### What is required
Lift out all lines below that contain "فكان".

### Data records
^^^^^^^^^^^^^^^^

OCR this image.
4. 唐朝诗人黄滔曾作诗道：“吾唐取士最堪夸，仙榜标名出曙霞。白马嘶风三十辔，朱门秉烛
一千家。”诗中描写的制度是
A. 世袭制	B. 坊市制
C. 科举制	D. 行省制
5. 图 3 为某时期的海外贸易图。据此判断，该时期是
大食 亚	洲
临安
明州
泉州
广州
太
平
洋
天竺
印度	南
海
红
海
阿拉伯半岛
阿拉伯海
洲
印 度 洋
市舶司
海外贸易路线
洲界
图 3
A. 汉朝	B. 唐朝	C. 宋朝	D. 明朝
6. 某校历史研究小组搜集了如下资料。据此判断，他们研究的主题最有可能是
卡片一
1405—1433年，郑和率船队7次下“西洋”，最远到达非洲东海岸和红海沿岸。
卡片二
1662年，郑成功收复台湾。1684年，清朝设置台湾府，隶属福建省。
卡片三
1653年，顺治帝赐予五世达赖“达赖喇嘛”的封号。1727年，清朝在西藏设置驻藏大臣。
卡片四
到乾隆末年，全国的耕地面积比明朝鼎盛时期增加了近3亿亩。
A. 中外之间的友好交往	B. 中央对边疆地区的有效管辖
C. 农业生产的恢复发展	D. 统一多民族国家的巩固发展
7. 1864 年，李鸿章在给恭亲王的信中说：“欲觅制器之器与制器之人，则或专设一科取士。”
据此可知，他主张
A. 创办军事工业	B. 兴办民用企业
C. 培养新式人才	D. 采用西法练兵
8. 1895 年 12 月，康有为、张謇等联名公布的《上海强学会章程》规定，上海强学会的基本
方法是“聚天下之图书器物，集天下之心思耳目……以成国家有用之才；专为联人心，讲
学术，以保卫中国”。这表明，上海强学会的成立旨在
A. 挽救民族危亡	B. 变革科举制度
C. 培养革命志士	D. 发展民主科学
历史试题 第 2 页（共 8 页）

^^^^^^^^^^^^^^^^

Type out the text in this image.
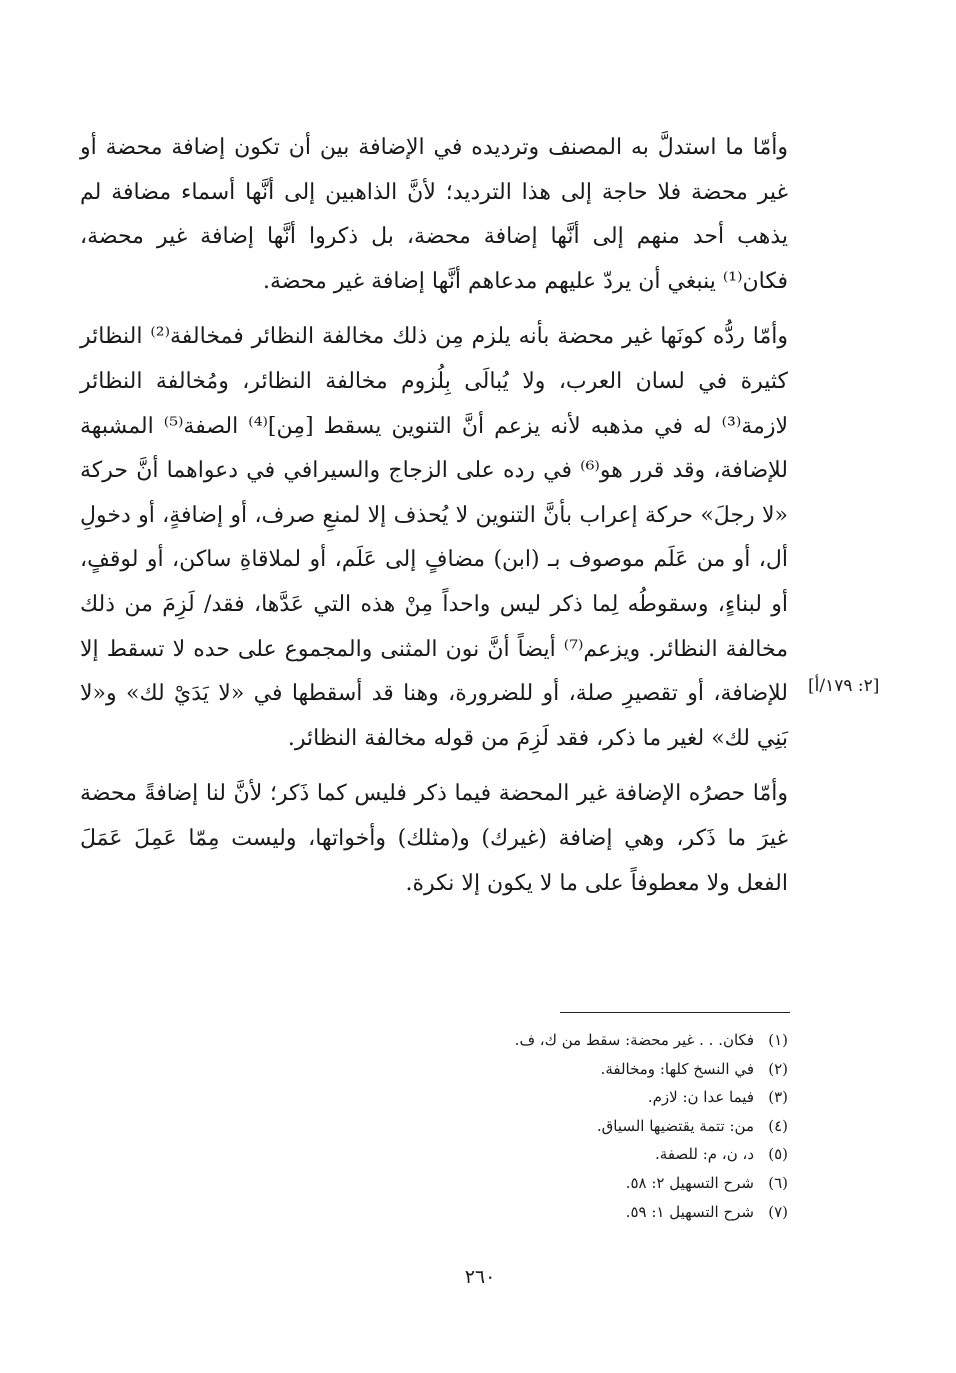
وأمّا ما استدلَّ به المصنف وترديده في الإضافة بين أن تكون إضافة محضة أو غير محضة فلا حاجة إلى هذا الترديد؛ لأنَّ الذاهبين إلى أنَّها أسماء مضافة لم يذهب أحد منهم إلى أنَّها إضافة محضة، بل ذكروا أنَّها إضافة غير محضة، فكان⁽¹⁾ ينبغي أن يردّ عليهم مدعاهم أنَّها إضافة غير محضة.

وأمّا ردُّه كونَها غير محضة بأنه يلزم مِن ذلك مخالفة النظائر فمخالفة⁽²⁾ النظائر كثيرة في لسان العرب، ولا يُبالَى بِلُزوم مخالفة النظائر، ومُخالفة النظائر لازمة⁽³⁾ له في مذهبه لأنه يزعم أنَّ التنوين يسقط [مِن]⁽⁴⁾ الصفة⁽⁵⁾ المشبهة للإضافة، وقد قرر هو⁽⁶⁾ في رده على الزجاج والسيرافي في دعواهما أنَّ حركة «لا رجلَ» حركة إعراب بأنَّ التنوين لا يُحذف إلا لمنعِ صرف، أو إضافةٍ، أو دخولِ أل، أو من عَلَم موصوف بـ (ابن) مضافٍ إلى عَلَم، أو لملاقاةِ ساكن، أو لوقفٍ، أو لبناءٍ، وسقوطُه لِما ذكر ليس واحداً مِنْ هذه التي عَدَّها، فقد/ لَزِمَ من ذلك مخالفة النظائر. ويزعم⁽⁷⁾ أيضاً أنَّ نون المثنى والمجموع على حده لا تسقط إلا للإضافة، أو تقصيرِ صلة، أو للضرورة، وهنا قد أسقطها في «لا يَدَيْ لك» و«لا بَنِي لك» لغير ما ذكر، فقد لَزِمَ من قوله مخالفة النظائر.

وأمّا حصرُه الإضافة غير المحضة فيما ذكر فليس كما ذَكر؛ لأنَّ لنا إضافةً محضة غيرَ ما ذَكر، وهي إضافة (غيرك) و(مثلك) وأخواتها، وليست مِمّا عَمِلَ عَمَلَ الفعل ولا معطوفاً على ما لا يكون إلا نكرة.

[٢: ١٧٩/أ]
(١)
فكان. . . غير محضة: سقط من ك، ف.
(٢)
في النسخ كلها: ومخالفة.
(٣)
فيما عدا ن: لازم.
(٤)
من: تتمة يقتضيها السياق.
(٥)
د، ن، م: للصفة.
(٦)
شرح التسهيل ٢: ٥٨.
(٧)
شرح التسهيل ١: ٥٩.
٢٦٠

^^^^^^^^^^^^^^^^

### Solution to this problem
وأمّا ما استدلَّ به المصنف وترديده في الإضافة بين أن تكون إضافة محضة أو غير محضة فلا حاجة إلى هذا الترديد؛ لأنَّ الذاهبين إلى أنَّها أسماء مضافة لم يذهب أحد منهم إلى أنَّها إضافة محضة، بل ذكروا أنَّها إضافة غير محضة، فكان⁽¹⁾ ينبغي أن يردّ عليهم مدعاهم أنَّها إضافة غير محضة.
فكان. . . غير محضة: سقط من ك، ف.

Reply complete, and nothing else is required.